## TASK REQUIREMENTS
Please set out the records from the line that contains "legend-swatch <box>58 1041 91 1076</box>" through the line that contains "legend-swatch <box>58 839 91 874</box>", both included, as a Markdown table with a Row column for the row number and a Record line column for the line itself. Skip any blank lines.

## RAW DATA
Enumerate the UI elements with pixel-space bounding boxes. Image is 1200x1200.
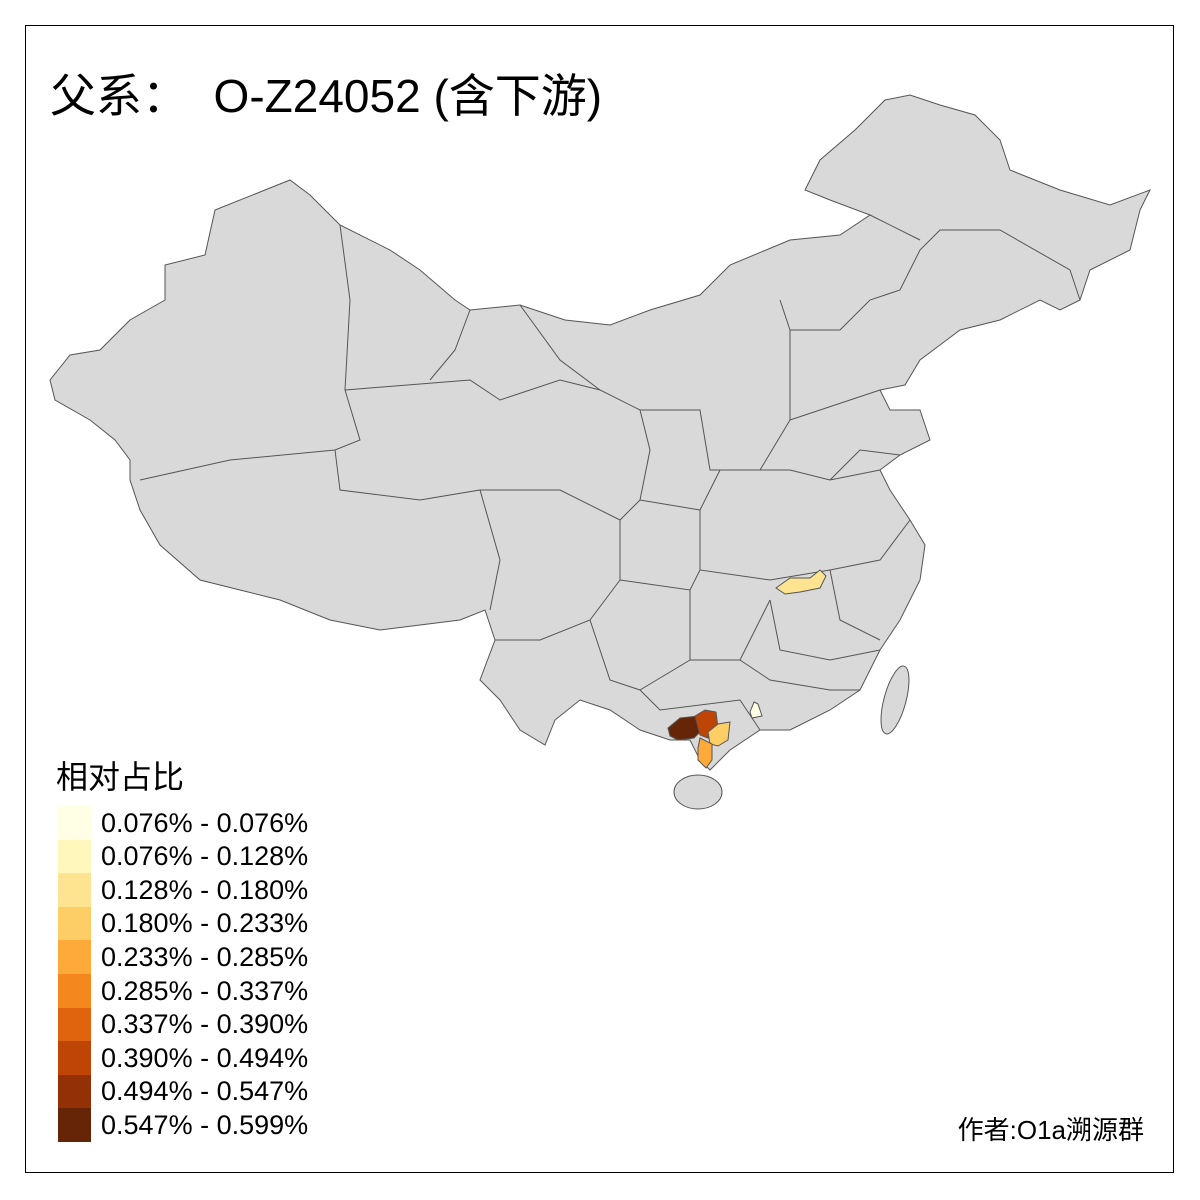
legend-swatch <box>58 1041 91 1076</box>
map-title: 父系： O-Z24052 (含下游) <box>50 70 603 122</box>
legend-swatch <box>58 806 91 840</box>
legend-swatch <box>58 1108 91 1143</box>
legend-swatch <box>58 940 91 975</box>
legend-swatch <box>58 839 91 874</box>
legend-swatch <box>58 906 91 941</box>
mainland-region <box>49 94 1152 771</box>
legend-label: 0.494% - 0.547% <box>101 1076 309 1107</box>
hainan-region <box>673 774 723 810</box>
legend-label: 0.390% - 0.494% <box>101 1042 309 1073</box>
legend-swatch <box>58 873 91 908</box>
legend-label: 0.337% - 0.390% <box>101 1009 309 1040</box>
legend-swatch <box>58 1074 91 1109</box>
legend-label: 0.128% - 0.180% <box>101 874 309 905</box>
region-0076 <box>749 701 763 719</box>
legend-item: 0.390% - 0.494% <box>58 1041 309 1076</box>
legend-item: 0.076% - 0.128% <box>58 839 309 874</box>
legend-label: 0.076% - 0.128% <box>101 841 309 872</box>
legend-item: 0.233% - 0.285% <box>58 940 309 975</box>
legend-label: 0.547% - 0.599% <box>101 1109 309 1140</box>
legend-item: 0.494% - 0.547% <box>58 1074 309 1109</box>
region-013-018 <box>775 569 827 595</box>
legend-swatch <box>58 1007 91 1042</box>
legend-item: 0.180% - 0.233% <box>58 906 309 941</box>
legend-item: 0.547% - 0.599% <box>58 1108 309 1143</box>
legend-swatch <box>58 974 91 1008</box>
region-047-059 <box>667 715 703 741</box>
legend-item: 0.337% - 0.390% <box>58 1007 309 1042</box>
legend-label: 0.285% - 0.337% <box>101 975 309 1006</box>
legend-item: 0.076% - 0.076% <box>58 806 308 840</box>
province-borders <box>139 214 1081 731</box>
region-023-028 <box>697 737 713 769</box>
legend-label: 0.233% - 0.285% <box>101 941 309 972</box>
legend-label: 0.076% - 0.076% <box>101 807 309 838</box>
legend-title: 相对占比 <box>56 759 185 795</box>
legend-item: 0.285% - 0.337% <box>58 974 308 1008</box>
taiwan-region <box>880 665 910 735</box>
author-credit: 作者:O1a溯源群 <box>957 1115 1144 1145</box>
plot-frame <box>25 25 1174 1173</box>
legend-label: 0.180% - 0.233% <box>101 908 309 939</box>
legend-item: 0.128% - 0.180% <box>58 873 309 908</box>
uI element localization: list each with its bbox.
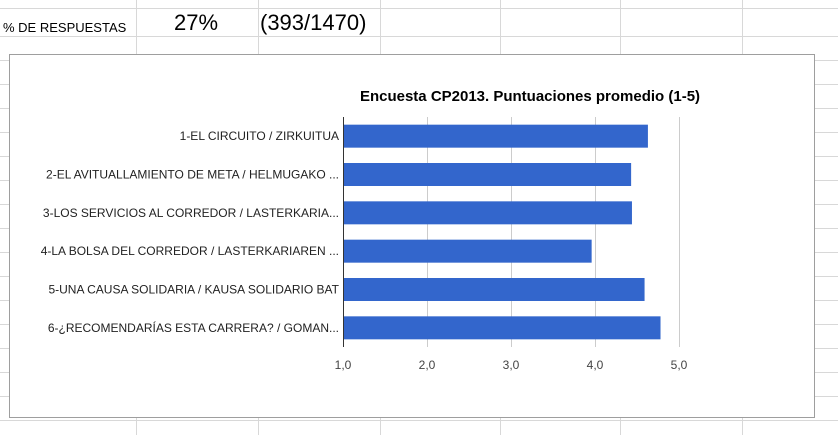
chart-title: Encuesta CP2013. Puntuaciones promedio (… [360, 88, 700, 105]
category-label: 6-¿RECOMENDARÍAS ESTA CARRERA? / GOMAN..… [48, 320, 339, 335]
bar[interactable] [344, 239, 592, 263]
grid-row-line [0, 420, 838, 421]
grid-row-line [0, 36, 838, 37]
x-tick-label: 4,0 [587, 358, 604, 372]
bar[interactable] [344, 201, 632, 225]
category-label: 4-LA BOLSA DEL CORREDOR / LASTERKARIAREN… [41, 244, 339, 258]
bar[interactable] [344, 278, 645, 301]
chart-canvas: Encuesta CP2013. Puntuaciones promedio (… [41, 88, 700, 372]
bar[interactable] [344, 163, 632, 186]
category-label: 1-EL CIRCUITO / ZIRKUITUA [180, 129, 339, 143]
x-tick-label: 2,0 [419, 358, 436, 372]
category-label: 3-LOS SERVICIOS AL CORREDOR / LASTERKARI… [43, 206, 339, 220]
grid-row-line [0, 8, 838, 9]
category-label: 5-UNA CAUSA SOLIDARIA / KAUSA SOLIDARIO … [48, 283, 339, 297]
x-tick-label: 5,0 [671, 358, 688, 372]
responses-percent-cell[interactable]: 27% [174, 10, 219, 35]
bar[interactable] [344, 124, 648, 148]
embedded-bar-chart[interactable]: Encuesta CP2013. Puntuaciones promedio (… [9, 54, 815, 418]
category-label: 2-EL AVITUALLAMIENTO DE META / HELMUGAKO… [46, 168, 339, 182]
responses-ratio-cell[interactable]: (393/1470) [260, 10, 367, 35]
bar[interactable] [344, 316, 661, 340]
responses-label-cell[interactable]: % DE RESPUESTAS [3, 20, 127, 35]
x-tick-label: 1,0 [335, 358, 352, 372]
x-tick-label: 3,0 [503, 358, 520, 372]
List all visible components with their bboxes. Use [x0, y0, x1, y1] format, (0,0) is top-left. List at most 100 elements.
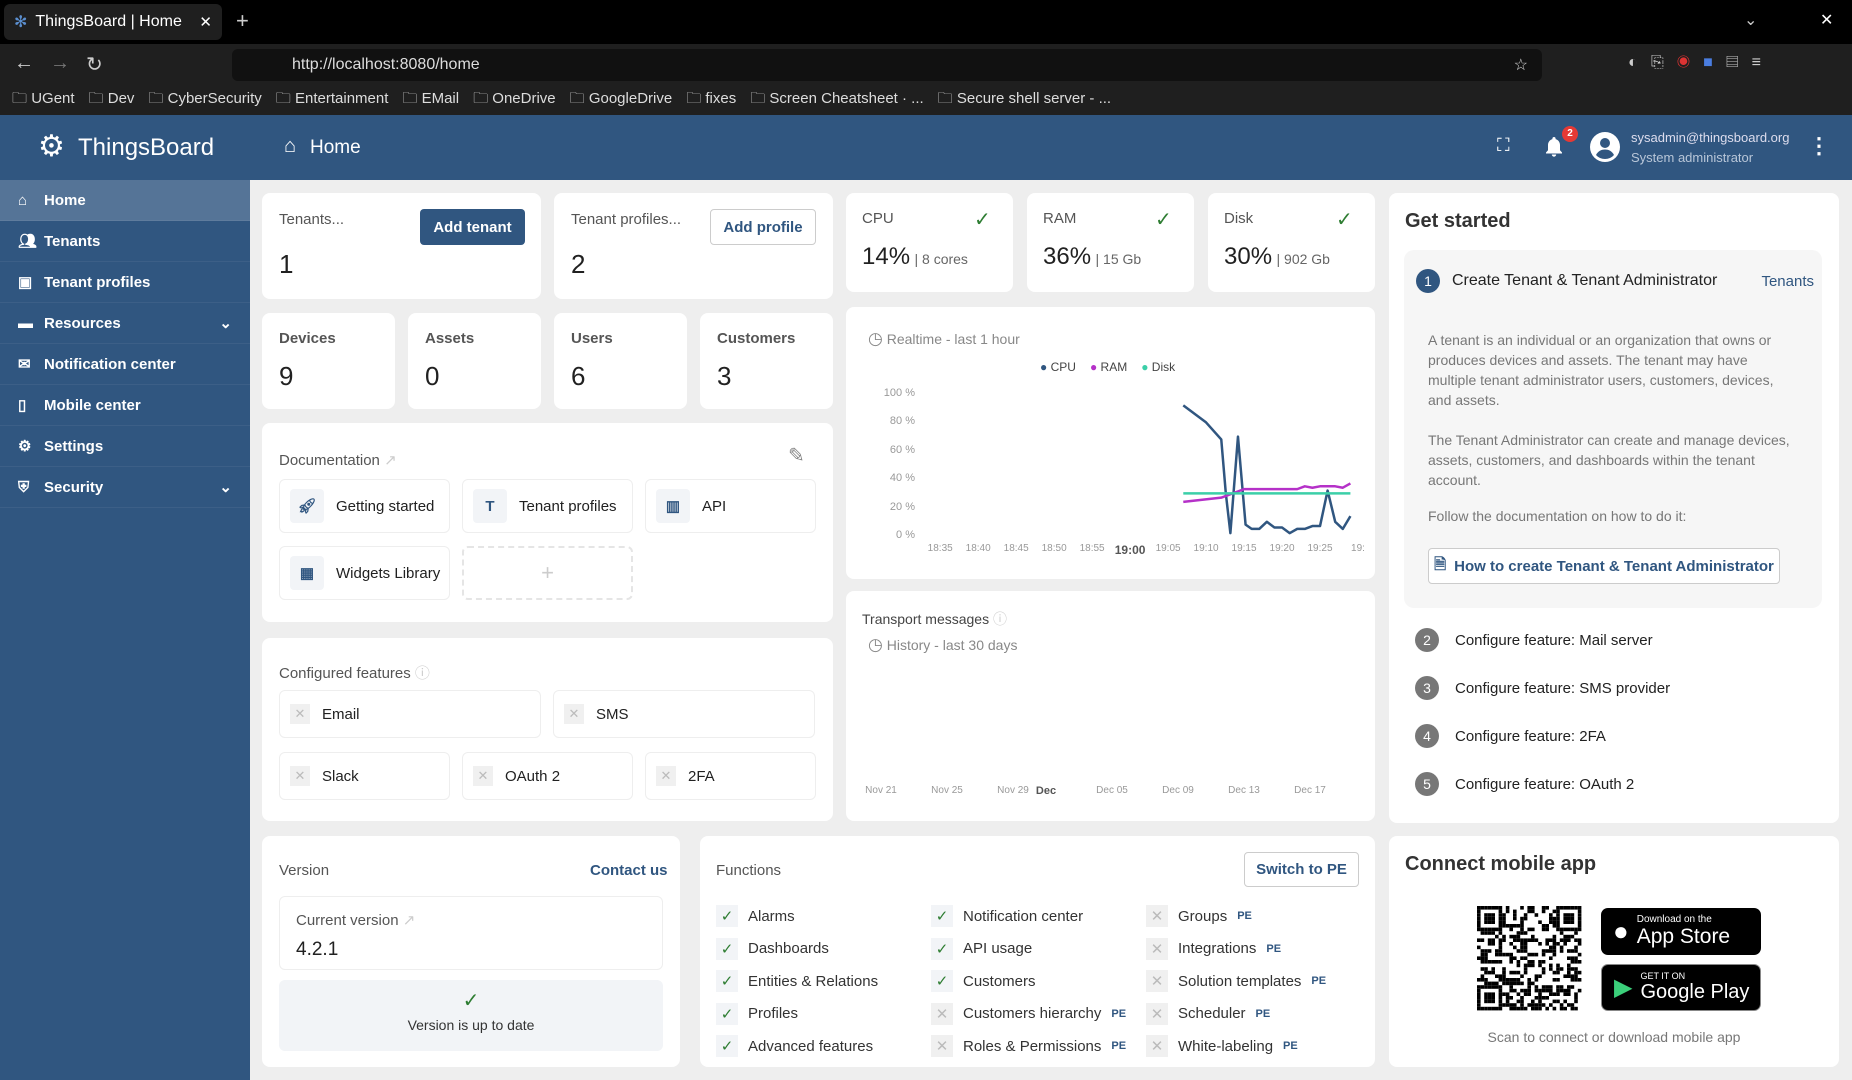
add-link-button[interactable]: +	[462, 546, 633, 600]
bookmark-item[interactable]: 🗀︎ UGent	[12, 88, 75, 113]
function-item: ✓ API usage	[931, 937, 1033, 960]
sidebar-item-resources[interactable]: ▬ Resources ⌄	[0, 303, 250, 344]
chevron-down-icon[interactable]: ⌄	[219, 315, 232, 332]
doc-link-api[interactable]: ▥ API	[645, 479, 816, 533]
sidebar-item-home[interactable]: ⌂ Home	[0, 180, 250, 221]
feature-sms[interactable]: ✕ SMS	[553, 690, 815, 738]
x-tick-label: 18:45	[1003, 543, 1029, 554]
step-3[interactable]: 3 Configure feature: SMS provider	[1415, 676, 1670, 700]
count-card-assets[interactable]: Assets 0	[408, 313, 541, 409]
sidebar-item-mobile-center[interactable]: ▯ Mobile center	[0, 385, 250, 426]
function-label: Customers hierarchy	[963, 1005, 1102, 1022]
browser-tab[interactable]: ✻ ThingsBoard | Home ✕	[4, 4, 222, 40]
legend-item[interactable]: ● CPU	[1040, 360, 1076, 374]
close-icon: ✕	[1146, 1035, 1168, 1057]
legend-item[interactable]: ● RAM	[1090, 360, 1127, 374]
bookmark-item[interactable]: 🗀︎ fixes	[686, 88, 736, 113]
close-tab-icon[interactable]: ✕	[199, 14, 212, 31]
bell-icon[interactable]	[1544, 136, 1564, 158]
google-play-button[interactable]: ▶ GET IT ON Google Play	[1601, 964, 1761, 1011]
step-4[interactable]: 4 Configure feature: 2FA	[1415, 724, 1606, 748]
app-store-button[interactable]: ● Download on the App Store	[1601, 908, 1761, 955]
bookmark-item[interactable]: 🗀︎ EMail	[402, 88, 459, 113]
back-icon[interactable]: ←	[14, 52, 34, 74]
sidebar-item-security[interactable]: ⛨ Security ⌄	[0, 467, 250, 508]
current-version-value: 4.2.1	[296, 939, 339, 960]
forward-icon[interactable]: →	[50, 52, 70, 74]
function-label: API usage	[963, 940, 1033, 957]
sidebar-item-tenant-profiles[interactable]: ▣ Tenant profiles	[0, 262, 250, 303]
extension-icon[interactable]: ◐ ⎘ ◉ ■ ▤ ≡	[1628, 54, 1761, 71]
more-vert-icon[interactable]: ⋮	[1808, 133, 1830, 158]
sidebar-item-label: Security	[44, 478, 104, 496]
x-tick-label: 18:35	[927, 543, 953, 554]
sidebar-item-tenants[interactable]: 👥︎ Tenants	[0, 221, 250, 262]
open-link-icon[interactable]: ↗	[384, 452, 397, 469]
features-title: Configured features	[279, 665, 411, 682]
doc-link-widgets-library[interactable]: ▦ Widgets Library	[279, 546, 450, 600]
function-item: ✕ Customers hierarchy PE	[931, 1002, 1126, 1025]
doc-link-getting-started[interactable]: 🚀︎ Getting started	[279, 479, 450, 533]
feature-2fa[interactable]: ✕ 2FA	[645, 752, 816, 800]
sidebar-item-settings[interactable]: ⚙ Settings	[0, 426, 250, 467]
avatar[interactable]	[1590, 132, 1620, 162]
step-1-panel: 1 Create Tenant & Tenant Administrator T…	[1404, 250, 1822, 608]
fullscreen-icon[interactable]: ⛶	[1497, 135, 1510, 155]
url-input[interactable]: http://localhost:8080/home ☆	[232, 49, 1542, 81]
close-icon: ✕	[1146, 1002, 1168, 1025]
system-label: CPU	[862, 210, 894, 227]
check-icon: ✓	[716, 1035, 738, 1057]
system-detail: | 15 Gb	[1095, 251, 1142, 267]
step-2[interactable]: 2 Configure feature: Mail server	[1415, 628, 1653, 652]
realtime-title: Realtime - last 1 hour	[886, 331, 1020, 347]
edit-icon[interactable]: ✎	[788, 445, 805, 467]
bookmark-item[interactable]: 🗀︎ OneDrive	[473, 88, 556, 113]
count-value: 3	[717, 361, 732, 391]
bookmark-item[interactable]: 🗀︎ Entertainment	[276, 88, 389, 113]
tab-list-icon[interactable]: ⌄	[1744, 12, 1758, 29]
bookmark-star-icon[interactable]: ☆	[1513, 57, 1528, 74]
add-tenant-button[interactable]: Add tenant	[420, 209, 525, 245]
text-icon: T	[473, 489, 507, 523]
play-small: GET IT ON	[1640, 971, 1686, 981]
system-card-disk: Disk ✓ 30% | 902 Gb	[1208, 193, 1375, 292]
how-to-create-tenant-button[interactable]: 🗎 How to create Tenant & Tenant Administr…	[1428, 548, 1780, 584]
function-item: ✕ Solution templates PE	[1146, 970, 1326, 992]
count-card-users[interactable]: Users 6	[554, 313, 687, 409]
step-5[interactable]: 5 Configure feature: OAuth 2	[1415, 772, 1634, 796]
pe-badge: PE	[1111, 1040, 1127, 1052]
count-label: Users	[571, 330, 613, 347]
home-icon: ⌂	[284, 135, 297, 157]
contact-us-link[interactable]: Contact us	[590, 862, 668, 879]
new-tab-button[interactable]: +	[236, 8, 249, 33]
count-card-devices[interactable]: Devices 9	[262, 313, 395, 409]
chevron-down-icon[interactable]: ⌄	[219, 479, 232, 496]
function-item: ✕ Groups PE	[1146, 905, 1252, 927]
function-item: ✕ Scheduler PE	[1146, 1002, 1270, 1025]
system-detail: | 8 cores	[914, 251, 968, 267]
open-link-icon[interactable]: ↗	[402, 912, 416, 929]
legend-item[interactable]: ● Disk	[1141, 360, 1175, 374]
feature-oauth-2[interactable]: ✕ OAuth 2	[462, 752, 633, 800]
bookmark-item[interactable]: 🗀︎ Secure shell server - ...	[938, 88, 1111, 113]
bookmark-item[interactable]: 🗀︎ CyberSecurity	[148, 88, 261, 113]
get-started-title: Get started	[1405, 210, 1511, 232]
bookmark-item[interactable]: 🗀︎ GoogleDrive	[570, 88, 673, 113]
count-card-customers[interactable]: Customers 3	[700, 313, 833, 409]
close-icon: ✕	[1146, 937, 1168, 960]
feature-slack[interactable]: ✕ Slack	[279, 752, 450, 800]
check-icon: ✓	[462, 990, 480, 1012]
switch-to-pe-button[interactable]: Switch to PE	[1244, 852, 1359, 887]
add-profile-button[interactable]: Add profile	[710, 209, 816, 245]
tenants-link[interactable]: Tenants	[1761, 272, 1814, 290]
bookmark-item[interactable]: 🗀︎ Dev	[89, 88, 135, 113]
sidebar-item-notification-center[interactable]: ✉ Notification center	[0, 344, 250, 385]
close-window-icon[interactable]: ✕	[1820, 12, 1834, 29]
bookmark-item[interactable]: 🗀︎ Screen Cheatsheet · ...	[750, 88, 923, 113]
feature-email[interactable]: ✕ Email	[279, 690, 541, 738]
function-item: ✓ Notification center	[931, 905, 1083, 927]
count-value: 6	[571, 361, 586, 391]
doc-link-tenant-profiles[interactable]: T Tenant profiles	[462, 479, 633, 533]
logo-text[interactable]: ThingsBoard	[78, 134, 215, 161]
reload-icon[interactable]: ↻	[86, 54, 103, 76]
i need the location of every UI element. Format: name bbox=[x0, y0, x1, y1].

## OUTPUT FOR THIS EXERCISE
| Row | Record line |
|---|---|
| 1 | legend-swatch <box>58 1041 91 1076</box> |
| 2 | map-title: 父系： O-Z24052 (含下游) <box>50 70 603 122</box> |
| 3 | legend-swatch <box>58 806 91 840</box> |
| 4 | legend-swatch <box>58 1108 91 1143</box> |
| 5 | legend-swatch <box>58 940 91 975</box> |
| 6 | legend-swatch <box>58 839 91 874</box> |